# [PROBLEM TO SOLVE]
Check each line of the listing, and copy it if it contains the word "this".
── DATA SECTION ──
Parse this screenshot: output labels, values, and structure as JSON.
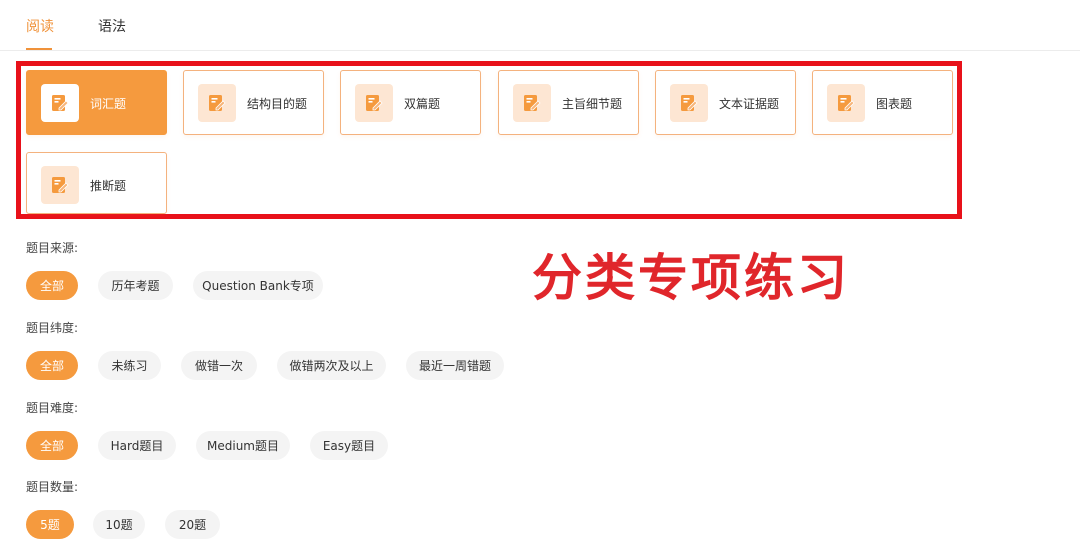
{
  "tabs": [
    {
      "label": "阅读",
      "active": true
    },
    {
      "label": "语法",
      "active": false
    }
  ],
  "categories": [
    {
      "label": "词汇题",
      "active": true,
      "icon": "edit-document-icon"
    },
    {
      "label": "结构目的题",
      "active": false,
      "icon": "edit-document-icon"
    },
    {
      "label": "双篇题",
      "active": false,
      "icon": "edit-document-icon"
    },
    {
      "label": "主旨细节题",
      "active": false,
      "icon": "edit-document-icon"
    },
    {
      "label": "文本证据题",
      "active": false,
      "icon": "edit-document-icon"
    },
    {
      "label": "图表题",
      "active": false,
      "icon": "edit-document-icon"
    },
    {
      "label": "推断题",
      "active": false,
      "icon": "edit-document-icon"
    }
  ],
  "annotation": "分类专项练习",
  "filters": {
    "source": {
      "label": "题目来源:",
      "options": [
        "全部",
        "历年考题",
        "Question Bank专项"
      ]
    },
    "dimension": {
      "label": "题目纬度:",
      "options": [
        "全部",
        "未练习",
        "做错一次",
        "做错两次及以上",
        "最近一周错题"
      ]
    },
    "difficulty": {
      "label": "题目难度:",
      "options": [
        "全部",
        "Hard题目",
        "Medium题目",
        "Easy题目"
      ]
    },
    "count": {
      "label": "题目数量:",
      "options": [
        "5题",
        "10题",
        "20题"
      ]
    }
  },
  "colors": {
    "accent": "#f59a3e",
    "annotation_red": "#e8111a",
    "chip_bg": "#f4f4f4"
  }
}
───
── DATA SECTION ──
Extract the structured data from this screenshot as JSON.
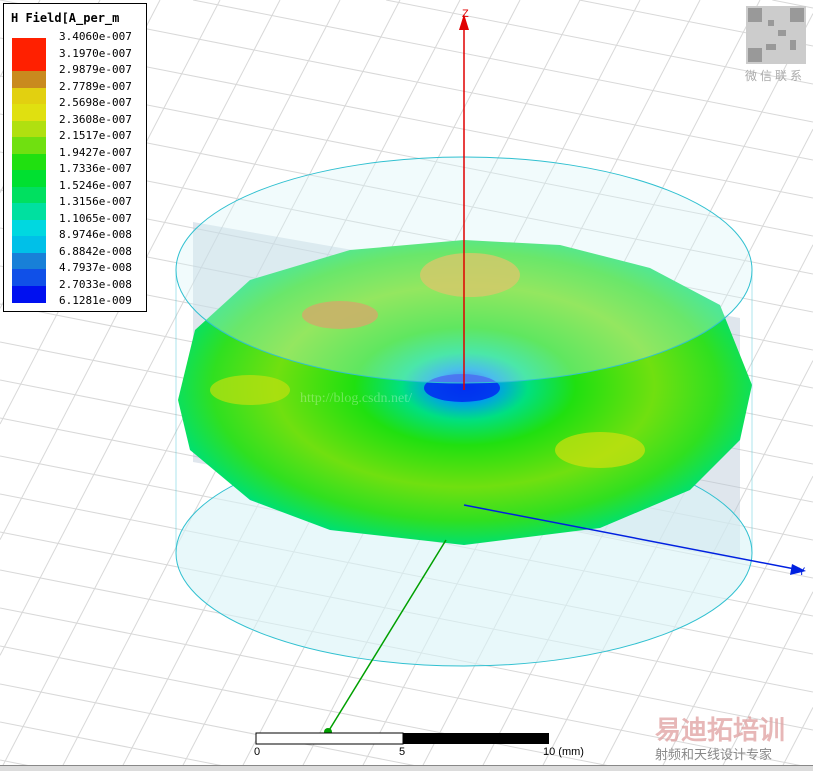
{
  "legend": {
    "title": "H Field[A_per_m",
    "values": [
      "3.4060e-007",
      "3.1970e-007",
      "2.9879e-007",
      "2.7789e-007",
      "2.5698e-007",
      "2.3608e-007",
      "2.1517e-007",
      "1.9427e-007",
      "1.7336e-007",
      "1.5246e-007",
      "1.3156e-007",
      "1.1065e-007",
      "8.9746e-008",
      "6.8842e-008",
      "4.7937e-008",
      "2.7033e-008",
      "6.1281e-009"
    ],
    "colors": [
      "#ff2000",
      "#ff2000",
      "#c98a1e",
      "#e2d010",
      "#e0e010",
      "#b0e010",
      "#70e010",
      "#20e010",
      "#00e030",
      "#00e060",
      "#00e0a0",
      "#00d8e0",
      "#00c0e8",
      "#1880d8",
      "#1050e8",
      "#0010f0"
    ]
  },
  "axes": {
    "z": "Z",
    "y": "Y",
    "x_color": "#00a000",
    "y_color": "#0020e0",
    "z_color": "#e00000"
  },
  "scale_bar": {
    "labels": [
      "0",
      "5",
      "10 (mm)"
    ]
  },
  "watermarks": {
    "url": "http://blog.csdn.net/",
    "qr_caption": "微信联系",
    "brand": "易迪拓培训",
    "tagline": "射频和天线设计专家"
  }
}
───
# [RESULT]
Parse this screenshot: output labels, values, and structure as JSON.
Extract the structured data from this screenshot as JSON.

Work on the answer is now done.